--- The task ---
In the material below, copy out word for word every line from the one containing "result-key: دوم: (436, 485, 458, 500)" through the one containing "result-value: فرانس (389, 508, 423, 523)", with both of those lines included.

Boxed element entries:
(begin)
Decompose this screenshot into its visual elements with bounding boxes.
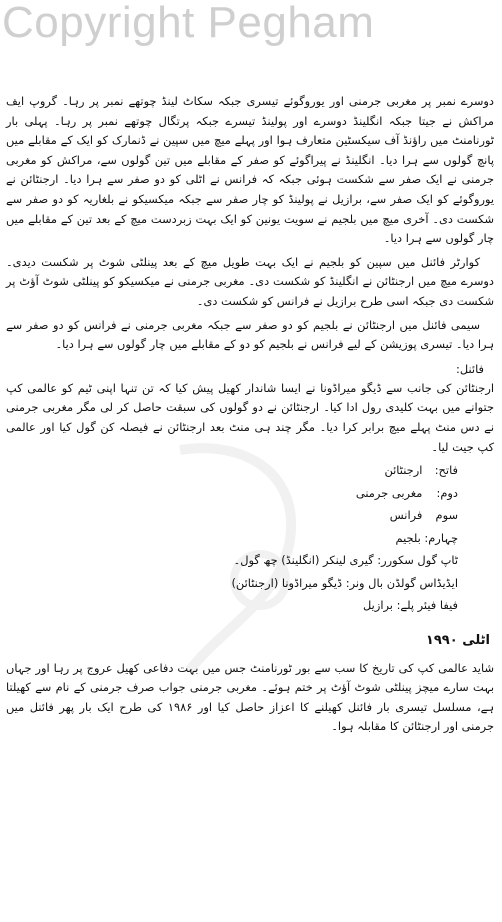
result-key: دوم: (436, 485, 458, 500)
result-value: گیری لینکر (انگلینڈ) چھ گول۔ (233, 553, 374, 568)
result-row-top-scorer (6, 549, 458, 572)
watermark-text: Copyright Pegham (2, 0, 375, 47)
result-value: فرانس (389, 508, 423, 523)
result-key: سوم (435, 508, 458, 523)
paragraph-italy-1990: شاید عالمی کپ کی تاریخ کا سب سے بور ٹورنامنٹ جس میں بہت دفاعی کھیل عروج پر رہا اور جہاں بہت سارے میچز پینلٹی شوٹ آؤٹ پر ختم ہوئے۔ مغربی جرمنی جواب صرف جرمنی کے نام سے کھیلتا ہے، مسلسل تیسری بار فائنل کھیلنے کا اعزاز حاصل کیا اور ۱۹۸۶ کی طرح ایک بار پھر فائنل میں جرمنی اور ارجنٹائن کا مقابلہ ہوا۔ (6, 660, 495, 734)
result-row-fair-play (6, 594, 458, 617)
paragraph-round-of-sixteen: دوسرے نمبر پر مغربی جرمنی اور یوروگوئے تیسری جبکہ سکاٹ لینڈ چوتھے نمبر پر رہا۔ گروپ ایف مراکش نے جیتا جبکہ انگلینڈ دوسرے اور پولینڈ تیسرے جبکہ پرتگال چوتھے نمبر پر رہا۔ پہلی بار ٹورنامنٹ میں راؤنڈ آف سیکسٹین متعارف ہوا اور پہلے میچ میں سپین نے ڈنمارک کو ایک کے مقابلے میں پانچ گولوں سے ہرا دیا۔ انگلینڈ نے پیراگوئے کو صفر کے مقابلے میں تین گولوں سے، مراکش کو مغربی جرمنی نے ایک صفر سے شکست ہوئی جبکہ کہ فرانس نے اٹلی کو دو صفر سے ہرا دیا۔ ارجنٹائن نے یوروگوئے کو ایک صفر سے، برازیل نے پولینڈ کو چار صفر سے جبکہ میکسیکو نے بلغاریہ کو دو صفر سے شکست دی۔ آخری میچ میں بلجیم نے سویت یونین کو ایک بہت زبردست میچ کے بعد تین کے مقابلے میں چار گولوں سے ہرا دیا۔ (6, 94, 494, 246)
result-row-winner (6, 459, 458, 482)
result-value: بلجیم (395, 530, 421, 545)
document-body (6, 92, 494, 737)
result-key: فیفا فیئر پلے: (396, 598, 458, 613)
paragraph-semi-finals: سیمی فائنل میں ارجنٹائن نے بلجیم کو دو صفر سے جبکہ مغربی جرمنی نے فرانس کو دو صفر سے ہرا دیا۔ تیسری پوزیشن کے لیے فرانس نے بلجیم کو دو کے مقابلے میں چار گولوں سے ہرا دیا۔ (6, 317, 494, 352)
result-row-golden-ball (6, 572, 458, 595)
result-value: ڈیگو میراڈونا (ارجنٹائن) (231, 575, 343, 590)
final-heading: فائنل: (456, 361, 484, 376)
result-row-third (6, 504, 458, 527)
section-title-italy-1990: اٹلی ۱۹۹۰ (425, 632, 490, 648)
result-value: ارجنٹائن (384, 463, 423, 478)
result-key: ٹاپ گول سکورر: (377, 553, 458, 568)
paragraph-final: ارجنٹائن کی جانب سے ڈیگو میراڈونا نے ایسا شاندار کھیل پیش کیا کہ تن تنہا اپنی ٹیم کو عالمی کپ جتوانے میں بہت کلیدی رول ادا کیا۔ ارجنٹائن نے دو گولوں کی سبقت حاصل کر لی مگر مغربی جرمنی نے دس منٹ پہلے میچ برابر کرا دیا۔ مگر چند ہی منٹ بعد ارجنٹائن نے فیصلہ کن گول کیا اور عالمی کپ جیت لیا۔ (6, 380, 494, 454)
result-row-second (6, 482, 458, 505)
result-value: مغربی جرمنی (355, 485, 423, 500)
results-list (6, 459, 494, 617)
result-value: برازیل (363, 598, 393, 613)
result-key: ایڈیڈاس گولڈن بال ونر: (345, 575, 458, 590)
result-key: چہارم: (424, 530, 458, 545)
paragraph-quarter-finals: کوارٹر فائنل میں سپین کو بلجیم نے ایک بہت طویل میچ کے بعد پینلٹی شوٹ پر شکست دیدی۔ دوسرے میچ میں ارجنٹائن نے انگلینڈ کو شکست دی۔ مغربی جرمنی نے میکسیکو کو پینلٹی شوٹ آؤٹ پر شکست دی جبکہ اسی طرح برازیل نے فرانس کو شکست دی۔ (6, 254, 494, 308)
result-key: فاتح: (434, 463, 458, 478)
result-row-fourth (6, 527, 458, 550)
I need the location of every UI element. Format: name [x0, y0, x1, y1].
(end)
--- The solution ---
result-key: دوم: (436, 485, 458, 500)
result-value: گیری لینکر (انگلینڈ) چھ گول۔ (233, 553, 374, 568)
result-row-top-scorer (6, 549, 458, 572)
watermark-text: Copyright Pegham (2, 0, 375, 47)
result-value: فرانس (389, 508, 423, 523)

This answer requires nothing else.